### Description of the task
In the entries that follow, locate the line with "Give me a plain-text", then restate that line and all later lines exactly as they appear, leaving pictures out.

### Data for processing
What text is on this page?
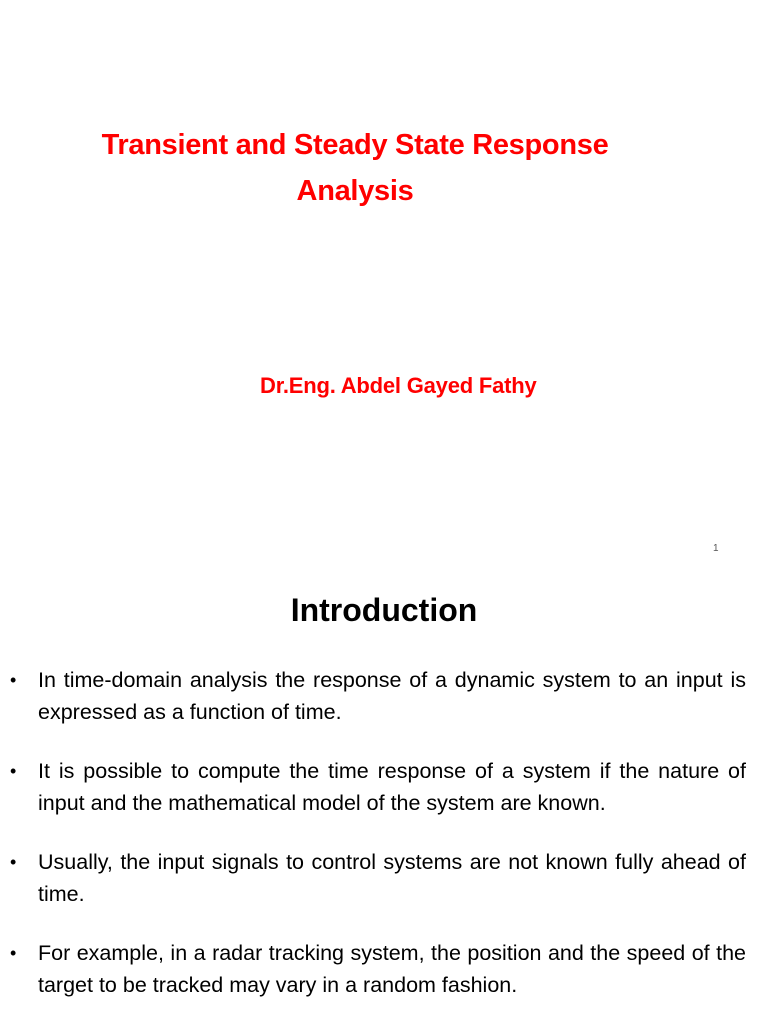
Transient and Steady State Response Analysis
Dr.Eng. Abdel Gayed Fathy
1
Introduction
• In time-domain analysis the response of a dynamic system to an input is expressed as a function of time.
• It is possible to compute the time response of a system if the nature of input and the mathematical model of the system are known.
• Usually, the input signals to control systems are not known fully ahead of time.
• For example, in a radar tracking system, the position and the speed of the target to be tracked may vary in a random fashion.
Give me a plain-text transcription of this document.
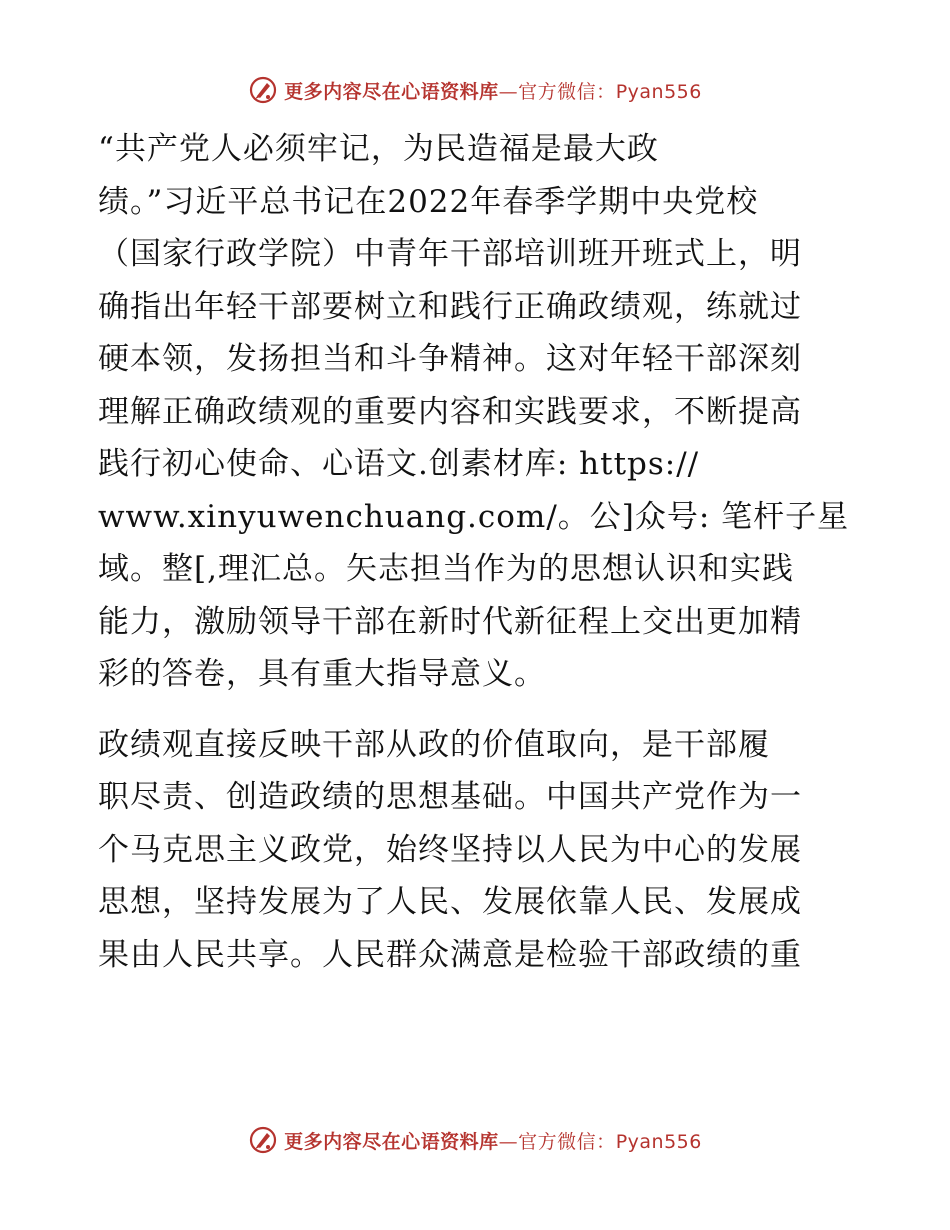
更多内容尽在心语资料库—官方微信：Pyan556

“共产党人必须牢记，为民造福是最大政
绩。”习近平总书记在2022年春季学期中央党校
（国家行政学院）中青年干部培训班开班式上，明
确指出年轻干部要树立和践行正确政绩观，练就过
硬本领，发扬担当和斗争精神。这对年轻干部深刻
理解正确政绩观的重要内容和实践要求，不断提高
践行初心使命、心语文.创素材库: https://
www.xinyuwenchuang.com/。公]众号: 笔杆子星
域。整[,理汇总。矢志担当作为的思想认识和实践
能力，激励领导干部在新时代新征程上交出更加精
彩的答卷，具有重大指导意义。

政绩观直接反映干部从政的价值取向，是干部履
职尽责、创造政绩的思想基础。中国共产党作为一
个马克思主义政党，始终坚持以人民为中心的发展
思想，坚持发展为了人民、发展依靠人民、发展成
果由人民共享。人民群众满意是检验干部政绩的重

更多内容尽在心语资料库—官方微信：Pyan556
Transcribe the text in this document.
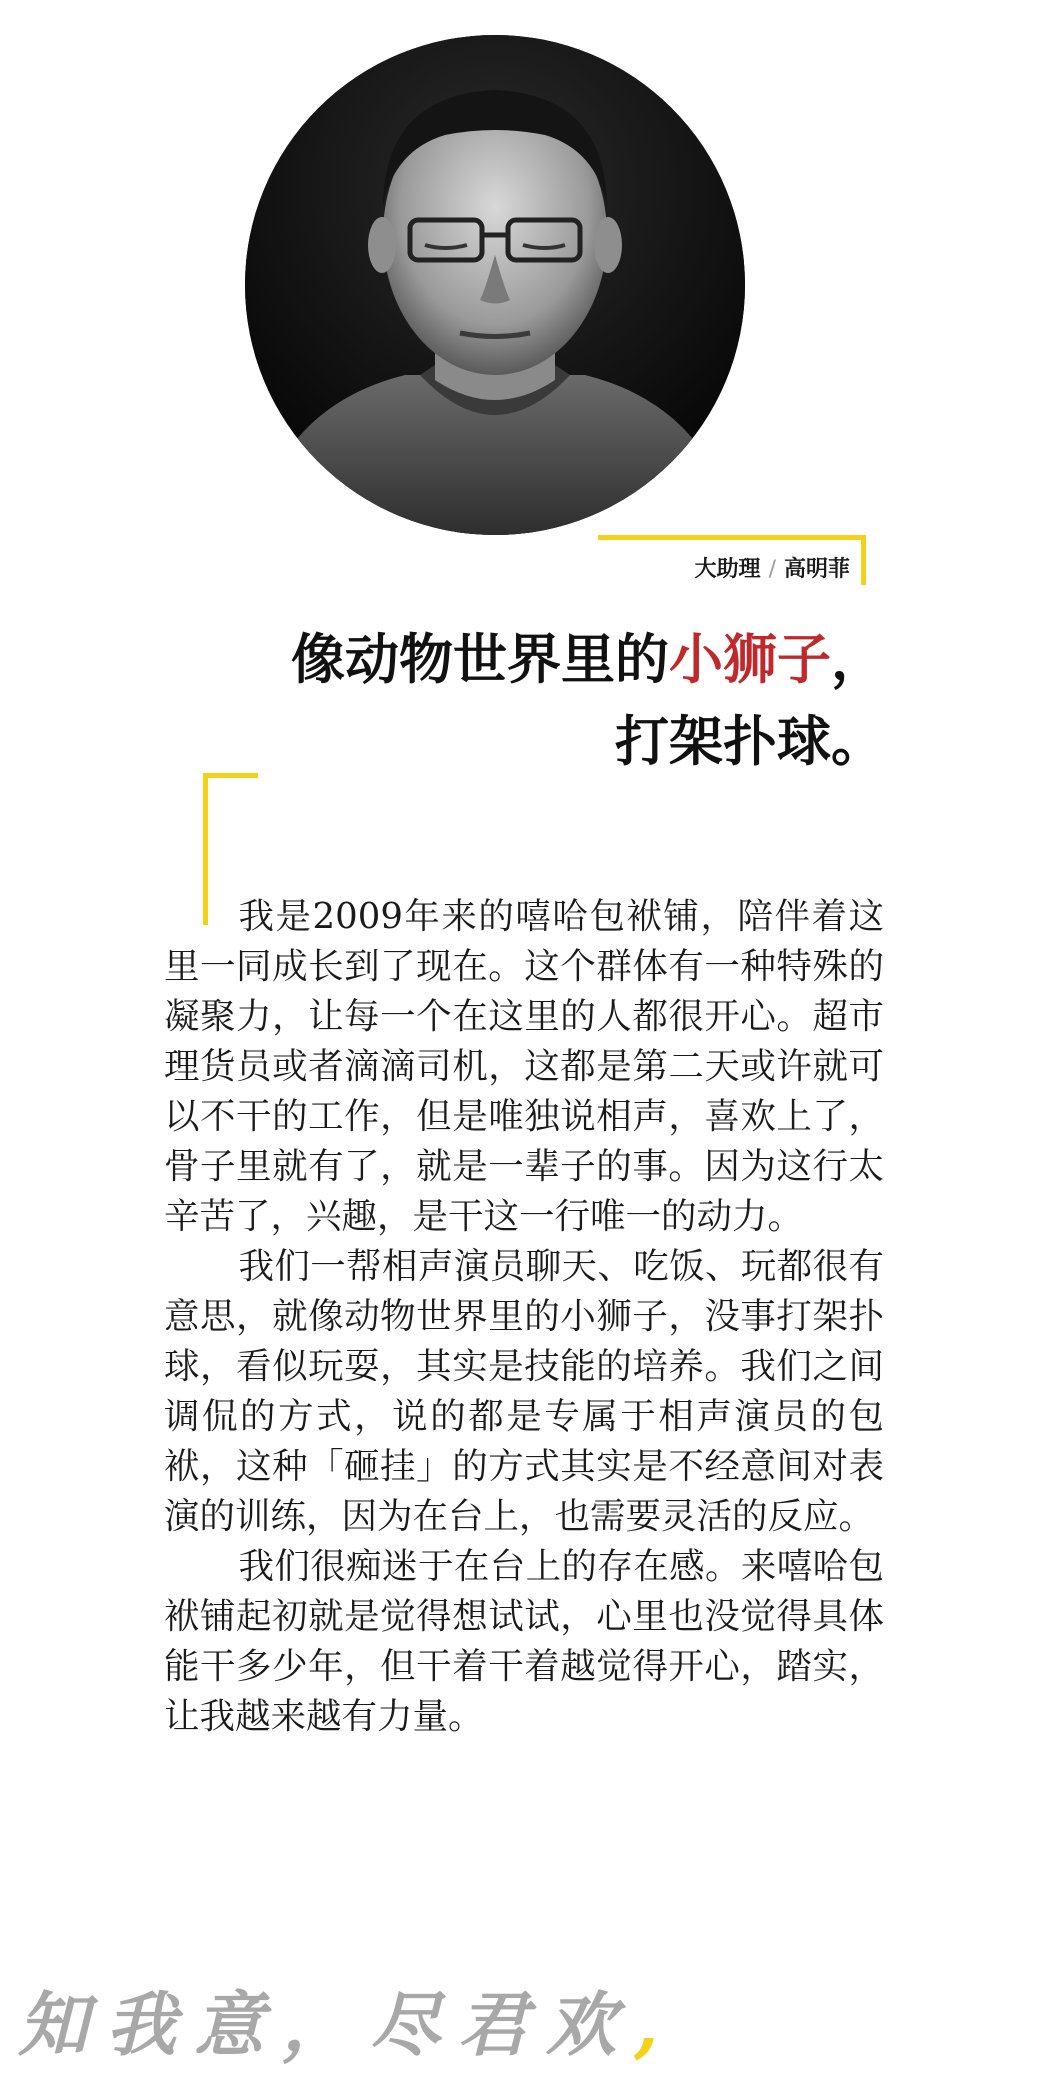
大助理 / 高明菲
像动物世界里的小狮子，
打架扑球。

我是2009年来的嘻哈包袱铺，陪伴着这里一同成长到了现在。这个群体有一种特殊的凝聚力，让每一个在这里的人都很开心。超市理货员或者滴滴司机，这都是第二天或许就可以不干的工作，但是唯独说相声，喜欢上了，骨子里就有了，就是一辈子的事。因为这行太辛苦了，兴趣，是干这一行唯一的动力。

我们一帮相声演员聊天、吃饭、玩都很有意思，就像动物世界里的小狮子，没事打架扑球，看似玩耍，其实是技能的培养。我们之间调侃的方式，说的都是专属于相声演员的包袱，这种「砸挂」的方式其实是不经意间对表演的训练，因为在台上，也需要灵活的反应。

我们很痴迷于在台上的存在感。来嘻哈包袱铺起初就是觉得想试试，心里也没觉得具体能干多少年，但干着干着越觉得开心，踏实，让我越来越有力量。

知我意，尽君欢,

### Solved problem
Give me a plain-text transcription of this document.
更多内容尽在心语资料库—官方微信：Pyan556

“共产党人必须牢记，为民造福是最大政
绩。”习近平总书记在2022年春季学期中央党校
（国家行政学院）中青年干部培训班开班式上，明
确指出年轻干部要树立和践行正确政绩观，练就过
硬本领，发扬担当和斗争精神。这对年轻干部深刻
理解正确政绩观的重要内容和实践要求，不断提高
践行初心使命、心语文.创素材库: https://
www.xinyuwenchuang.com/。公]众号: 笔杆子星
域。整[,理汇总。矢志担当作为的思想认识和实践
能力，激励领导干部在新时代新征程上交出更加精
彩的答卷，具有重大指导意义。

政绩观直接反映干部从政的价值取向，是干部履
职尽责、创造政绩的思想基础。中国共产党作为一
个马克思主义政党，始终坚持以人民为中心的发展
思想，坚持发展为了人民、发展依靠人民、发展成
果由人民共享。人民群众满意是检验干部政绩的重

更多内容尽在心语资料库—官方微信：Pyan556
Transcribe the text in this document.
大助理 / 高明菲
像动物世界里的小狮子，
打架扑球。

我是2009年来的嘻哈包袱铺，陪伴着这里一同成长到了现在。这个群体有一种特殊的凝聚力，让每一个在这里的人都很开心。超市理货员或者滴滴司机，这都是第二天或许就可以不干的工作，但是唯独说相声，喜欢上了，骨子里就有了，就是一辈子的事。因为这行太辛苦了，兴趣，是干这一行唯一的动力。

我们一帮相声演员聊天、吃饭、玩都很有意思，就像动物世界里的小狮子，没事打架扑球，看似玩耍，其实是技能的培养。我们之间调侃的方式，说的都是专属于相声演员的包袱，这种「砸挂」的方式其实是不经意间对表演的训练，因为在台上，也需要灵活的反应。

我们很痴迷于在台上的存在感。来嘻哈包袱铺起初就是觉得想试试，心里也没觉得具体能干多少年，但干着干着越觉得开心，踏实，让我越来越有力量。

知我意，尽君欢,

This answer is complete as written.